*Problem requirements*
Across the data below, how many lines hold "mail"? Answer with that number and nothing else.

** Input follows **

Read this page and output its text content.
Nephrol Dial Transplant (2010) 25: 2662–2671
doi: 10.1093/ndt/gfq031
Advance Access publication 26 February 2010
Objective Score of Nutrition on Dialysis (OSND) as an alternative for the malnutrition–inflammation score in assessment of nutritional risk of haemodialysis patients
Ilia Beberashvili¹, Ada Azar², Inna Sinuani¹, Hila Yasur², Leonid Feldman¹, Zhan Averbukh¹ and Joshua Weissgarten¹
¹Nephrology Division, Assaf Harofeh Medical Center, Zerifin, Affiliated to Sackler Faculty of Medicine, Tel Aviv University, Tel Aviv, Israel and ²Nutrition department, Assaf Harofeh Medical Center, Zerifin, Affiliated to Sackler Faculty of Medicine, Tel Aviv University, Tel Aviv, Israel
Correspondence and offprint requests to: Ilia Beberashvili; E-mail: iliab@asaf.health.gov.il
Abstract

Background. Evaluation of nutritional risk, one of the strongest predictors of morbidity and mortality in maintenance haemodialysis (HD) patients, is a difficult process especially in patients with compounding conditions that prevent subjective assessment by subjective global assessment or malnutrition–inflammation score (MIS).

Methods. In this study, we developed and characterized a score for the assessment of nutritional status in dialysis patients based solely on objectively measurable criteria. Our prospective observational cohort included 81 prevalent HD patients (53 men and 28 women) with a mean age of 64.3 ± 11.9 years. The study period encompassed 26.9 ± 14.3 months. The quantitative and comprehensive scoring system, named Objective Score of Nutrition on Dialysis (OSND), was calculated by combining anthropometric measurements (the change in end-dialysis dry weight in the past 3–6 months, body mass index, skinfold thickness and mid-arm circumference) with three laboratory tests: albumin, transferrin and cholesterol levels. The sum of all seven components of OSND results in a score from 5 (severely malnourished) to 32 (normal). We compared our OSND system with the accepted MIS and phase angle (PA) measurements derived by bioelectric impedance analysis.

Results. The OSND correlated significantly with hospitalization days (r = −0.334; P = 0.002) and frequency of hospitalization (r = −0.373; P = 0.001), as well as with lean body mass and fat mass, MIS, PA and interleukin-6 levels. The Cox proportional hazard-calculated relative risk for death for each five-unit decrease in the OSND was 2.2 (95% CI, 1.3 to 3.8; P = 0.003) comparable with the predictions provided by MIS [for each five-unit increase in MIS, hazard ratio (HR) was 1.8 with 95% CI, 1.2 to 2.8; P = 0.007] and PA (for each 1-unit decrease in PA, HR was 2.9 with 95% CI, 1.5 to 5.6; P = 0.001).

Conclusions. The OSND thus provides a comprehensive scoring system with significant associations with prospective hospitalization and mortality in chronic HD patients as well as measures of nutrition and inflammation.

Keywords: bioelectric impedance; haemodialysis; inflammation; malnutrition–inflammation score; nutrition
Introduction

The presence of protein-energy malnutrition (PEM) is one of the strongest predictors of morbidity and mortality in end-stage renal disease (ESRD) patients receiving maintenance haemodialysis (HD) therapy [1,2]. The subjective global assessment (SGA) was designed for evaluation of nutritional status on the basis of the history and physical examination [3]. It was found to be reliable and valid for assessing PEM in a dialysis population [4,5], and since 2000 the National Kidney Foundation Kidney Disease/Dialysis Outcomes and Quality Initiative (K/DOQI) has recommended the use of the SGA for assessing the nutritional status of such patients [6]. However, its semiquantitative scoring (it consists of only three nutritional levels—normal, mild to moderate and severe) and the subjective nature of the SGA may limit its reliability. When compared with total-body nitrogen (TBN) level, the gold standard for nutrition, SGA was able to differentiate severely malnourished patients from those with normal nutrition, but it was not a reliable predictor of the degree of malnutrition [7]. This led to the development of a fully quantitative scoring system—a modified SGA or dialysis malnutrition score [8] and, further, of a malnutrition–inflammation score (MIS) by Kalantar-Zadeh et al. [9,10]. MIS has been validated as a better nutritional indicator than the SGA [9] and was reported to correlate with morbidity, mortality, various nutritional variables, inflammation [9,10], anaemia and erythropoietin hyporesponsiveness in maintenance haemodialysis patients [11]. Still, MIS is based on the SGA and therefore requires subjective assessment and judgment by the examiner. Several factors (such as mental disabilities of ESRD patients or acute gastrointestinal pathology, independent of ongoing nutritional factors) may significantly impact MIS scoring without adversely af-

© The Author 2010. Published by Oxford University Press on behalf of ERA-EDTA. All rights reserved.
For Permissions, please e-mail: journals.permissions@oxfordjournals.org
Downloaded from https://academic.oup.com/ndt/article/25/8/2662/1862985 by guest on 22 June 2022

** End of Input **

*Answer to this exercise*
2